## What is asked
• 1. In the thread on staining 2x4s, what woods are 2x4s said to be mostly a mixture of?
• 2. Decide whether each statement below agrees with the thread on staining 2x4s, answering yes or no and quoting the words of the thread that decide it. (a) Wiping the wood with water raised its grain. (b) Because a wood conditioner is a sealer, a lighter color stain is needed. (c) The two benches were finished with different stains.

## Document
# Staining 2x4's



## dstilson (Jan 3, 2017)

Hello All, 

I've been reading and reading....many opinions on this. 
I also realize it will take YEARS to establish finishing techniques that work for me. 
I am perhaps asking a very involved question and hoping for _too_ simple of an answer??

I'm making some 2x4 furniture. I'll also be staining it. 
So far, I've sanded it, wiped with a dry cloth to get rid of saw dust and this morning wiped with a damp wash cloth to get more sawdust off. 

Being they are 2x4's, it's definitely a 'rustic' look. 
I'm trying to balance between them looking 'nice' and accepting the fact that a 2x4 from Lowes can only look so good. 

I'm attaching some benches I've already made as Christmas gifts as well as a 2x4 with one coat of each stain I'll be using so you see what my end goal is. 
(Both benches are the SAME stain, believe it or not)

I'd like to know if a PRE-STAIN is really needed? 

So far, my reading has led me to believe it will help with blotching. 
I thought I read that mineral spirits would do the same thing? 

Any advice? 

Much thanks!


----------



## Steve Neul (Sep 2, 2011)

By wiping with water you raised the grain of the wood. This will cause the wood to accept a lot more stain than it would otherwise. 

For the most part 2x4's are a mixture of spruce, pine and fir. All of these woods are prone to go blotchy when you stain it so a wood conditioner is good to use. A wood conditioner is a sealer that helps the wood stain more uniform. Since the conditioner is a sealer it's necessary to use a darker color stain to achieve the look you want.


----------



## arvanlaar (Dec 29, 2014)

I agree with Steve, wood conditioner is absolutely key if you want to get a uniform stain of any kind on 2x4 wood. I've used it once and it worked wonders!


----------



## dstilson (Jan 3, 2017)

I'm now quite impressed with PRE-STAIN! 
Really cleared up the wood, and for a cheap 2x4, the grain is quite nice. 
Thanks for the guidance. Have a great day!


----------

## Information shown
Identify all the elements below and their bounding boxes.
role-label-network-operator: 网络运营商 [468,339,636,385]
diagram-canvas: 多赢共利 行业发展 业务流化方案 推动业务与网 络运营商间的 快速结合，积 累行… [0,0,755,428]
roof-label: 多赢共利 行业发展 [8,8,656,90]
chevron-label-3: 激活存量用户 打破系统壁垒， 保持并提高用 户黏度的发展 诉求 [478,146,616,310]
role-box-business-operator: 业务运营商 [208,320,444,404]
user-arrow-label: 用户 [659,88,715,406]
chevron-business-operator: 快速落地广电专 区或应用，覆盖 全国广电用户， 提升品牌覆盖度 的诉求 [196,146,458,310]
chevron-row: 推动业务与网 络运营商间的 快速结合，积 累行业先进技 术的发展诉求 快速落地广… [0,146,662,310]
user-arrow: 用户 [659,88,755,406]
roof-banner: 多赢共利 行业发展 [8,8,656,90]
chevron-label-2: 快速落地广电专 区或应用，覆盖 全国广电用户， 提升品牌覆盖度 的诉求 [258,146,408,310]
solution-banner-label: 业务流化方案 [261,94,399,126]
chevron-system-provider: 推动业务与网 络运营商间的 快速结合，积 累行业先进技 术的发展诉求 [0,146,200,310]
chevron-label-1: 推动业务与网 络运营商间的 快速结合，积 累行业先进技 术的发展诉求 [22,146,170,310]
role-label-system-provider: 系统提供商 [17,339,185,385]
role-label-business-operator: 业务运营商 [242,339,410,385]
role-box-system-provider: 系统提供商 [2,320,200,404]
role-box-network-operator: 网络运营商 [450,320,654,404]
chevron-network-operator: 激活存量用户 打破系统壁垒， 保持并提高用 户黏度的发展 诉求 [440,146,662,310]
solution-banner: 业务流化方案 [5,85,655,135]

## Expected answers
• 1. Spruce, pine and fir.

• 2.
(a) Yes: "By wiping with water you raised the grain of the wood."
(b) No: "Since the conditioner is a sealer it's necessary to use a darker color stain to achieve the look you want."
(c) No: "(Both benches are the SAME stain, believe it or not)"